__Task directions__.
From the material below, pull out every line that contains the string "change".

Dataset records:

══════════════════════════════

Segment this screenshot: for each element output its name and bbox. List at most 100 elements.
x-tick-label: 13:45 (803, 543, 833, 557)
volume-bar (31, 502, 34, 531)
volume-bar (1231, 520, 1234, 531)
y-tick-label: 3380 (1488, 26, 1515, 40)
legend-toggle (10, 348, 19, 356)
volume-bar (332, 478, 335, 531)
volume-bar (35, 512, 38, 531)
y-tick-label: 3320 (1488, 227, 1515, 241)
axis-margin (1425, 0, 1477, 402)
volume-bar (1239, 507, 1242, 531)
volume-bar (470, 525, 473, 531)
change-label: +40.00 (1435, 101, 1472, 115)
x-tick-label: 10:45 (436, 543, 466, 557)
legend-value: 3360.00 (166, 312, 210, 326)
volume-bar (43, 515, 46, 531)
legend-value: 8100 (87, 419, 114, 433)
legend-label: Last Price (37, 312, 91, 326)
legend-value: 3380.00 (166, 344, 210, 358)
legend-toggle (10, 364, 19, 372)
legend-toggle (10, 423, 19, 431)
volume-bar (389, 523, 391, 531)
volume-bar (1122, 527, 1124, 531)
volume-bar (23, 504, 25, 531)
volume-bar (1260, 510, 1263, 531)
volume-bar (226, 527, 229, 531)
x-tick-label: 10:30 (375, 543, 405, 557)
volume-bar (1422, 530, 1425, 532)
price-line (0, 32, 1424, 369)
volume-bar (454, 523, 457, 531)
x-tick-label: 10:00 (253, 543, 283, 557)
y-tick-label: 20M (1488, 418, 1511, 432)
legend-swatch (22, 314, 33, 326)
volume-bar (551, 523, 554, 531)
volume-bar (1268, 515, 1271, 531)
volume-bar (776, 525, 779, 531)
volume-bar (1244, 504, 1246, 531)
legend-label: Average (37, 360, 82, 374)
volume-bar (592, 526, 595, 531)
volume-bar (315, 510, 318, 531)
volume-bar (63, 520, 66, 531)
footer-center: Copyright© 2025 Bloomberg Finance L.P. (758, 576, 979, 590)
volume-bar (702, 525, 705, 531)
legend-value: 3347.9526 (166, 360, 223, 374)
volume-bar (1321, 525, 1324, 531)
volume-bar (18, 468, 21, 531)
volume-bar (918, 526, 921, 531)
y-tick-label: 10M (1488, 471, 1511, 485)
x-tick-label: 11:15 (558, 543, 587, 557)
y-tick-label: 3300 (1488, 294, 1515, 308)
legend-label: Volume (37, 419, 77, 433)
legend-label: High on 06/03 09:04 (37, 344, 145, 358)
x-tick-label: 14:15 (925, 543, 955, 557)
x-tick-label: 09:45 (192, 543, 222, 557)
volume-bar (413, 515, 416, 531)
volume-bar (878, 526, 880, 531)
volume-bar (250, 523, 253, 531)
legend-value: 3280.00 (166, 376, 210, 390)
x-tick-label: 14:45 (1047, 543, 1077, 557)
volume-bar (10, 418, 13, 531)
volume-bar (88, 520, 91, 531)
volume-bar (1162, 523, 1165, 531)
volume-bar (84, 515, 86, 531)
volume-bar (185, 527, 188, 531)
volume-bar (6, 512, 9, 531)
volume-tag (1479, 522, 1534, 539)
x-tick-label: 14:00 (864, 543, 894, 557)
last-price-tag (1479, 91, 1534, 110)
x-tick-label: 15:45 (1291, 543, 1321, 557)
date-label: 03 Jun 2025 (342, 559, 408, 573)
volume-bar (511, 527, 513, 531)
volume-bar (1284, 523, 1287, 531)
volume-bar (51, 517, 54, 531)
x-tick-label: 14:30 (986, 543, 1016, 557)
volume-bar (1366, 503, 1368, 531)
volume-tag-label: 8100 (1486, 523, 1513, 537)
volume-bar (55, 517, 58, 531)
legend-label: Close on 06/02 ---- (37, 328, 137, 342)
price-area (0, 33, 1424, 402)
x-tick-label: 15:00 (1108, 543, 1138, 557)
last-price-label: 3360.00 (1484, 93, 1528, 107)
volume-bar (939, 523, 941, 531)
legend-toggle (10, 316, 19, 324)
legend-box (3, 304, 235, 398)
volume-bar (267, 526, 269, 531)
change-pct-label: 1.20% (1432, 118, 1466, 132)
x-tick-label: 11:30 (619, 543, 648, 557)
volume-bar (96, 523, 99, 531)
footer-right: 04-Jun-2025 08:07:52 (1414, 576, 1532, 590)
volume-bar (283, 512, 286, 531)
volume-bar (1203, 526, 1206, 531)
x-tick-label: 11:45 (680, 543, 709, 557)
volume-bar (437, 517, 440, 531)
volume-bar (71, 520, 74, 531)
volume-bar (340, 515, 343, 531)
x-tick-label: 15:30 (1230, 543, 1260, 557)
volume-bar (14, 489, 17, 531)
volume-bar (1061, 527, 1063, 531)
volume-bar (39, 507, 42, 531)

══════════════════════════════

__Result of the exercise__.
change-label: +40.00 (1435, 101, 1472, 115)
change-pct-label: 1.20% (1432, 118, 1466, 132)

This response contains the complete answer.